INSTRUCTIONS FOR THE TASK →
Pull out every line below holding the word "name".

Extracted data entries →
***

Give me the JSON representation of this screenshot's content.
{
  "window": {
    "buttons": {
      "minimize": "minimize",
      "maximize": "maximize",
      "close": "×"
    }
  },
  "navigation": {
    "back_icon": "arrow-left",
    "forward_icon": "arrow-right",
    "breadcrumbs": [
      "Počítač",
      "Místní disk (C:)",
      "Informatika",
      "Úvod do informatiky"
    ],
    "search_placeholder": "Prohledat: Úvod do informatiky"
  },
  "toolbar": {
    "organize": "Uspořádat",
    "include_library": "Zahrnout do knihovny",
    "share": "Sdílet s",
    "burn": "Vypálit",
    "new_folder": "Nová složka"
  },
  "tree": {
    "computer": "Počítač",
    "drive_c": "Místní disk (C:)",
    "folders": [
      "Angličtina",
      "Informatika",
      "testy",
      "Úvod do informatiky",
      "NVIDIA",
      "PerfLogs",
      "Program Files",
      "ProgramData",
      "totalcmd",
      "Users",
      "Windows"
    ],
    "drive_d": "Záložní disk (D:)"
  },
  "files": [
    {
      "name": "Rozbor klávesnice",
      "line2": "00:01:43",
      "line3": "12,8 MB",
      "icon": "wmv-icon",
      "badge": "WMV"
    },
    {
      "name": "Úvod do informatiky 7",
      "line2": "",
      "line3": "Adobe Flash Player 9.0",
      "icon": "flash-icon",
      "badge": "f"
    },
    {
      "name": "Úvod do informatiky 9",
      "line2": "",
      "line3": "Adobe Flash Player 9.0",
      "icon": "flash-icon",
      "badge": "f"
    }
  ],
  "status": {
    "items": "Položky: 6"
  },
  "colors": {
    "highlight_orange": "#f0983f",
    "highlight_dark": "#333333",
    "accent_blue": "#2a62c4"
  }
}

***

RESULT OF THIS TASK →
      "name": "Rozbor klávesnice",
      "name": "Úvod do informatiky 7",
      "name": "Úvod do informatiky 9",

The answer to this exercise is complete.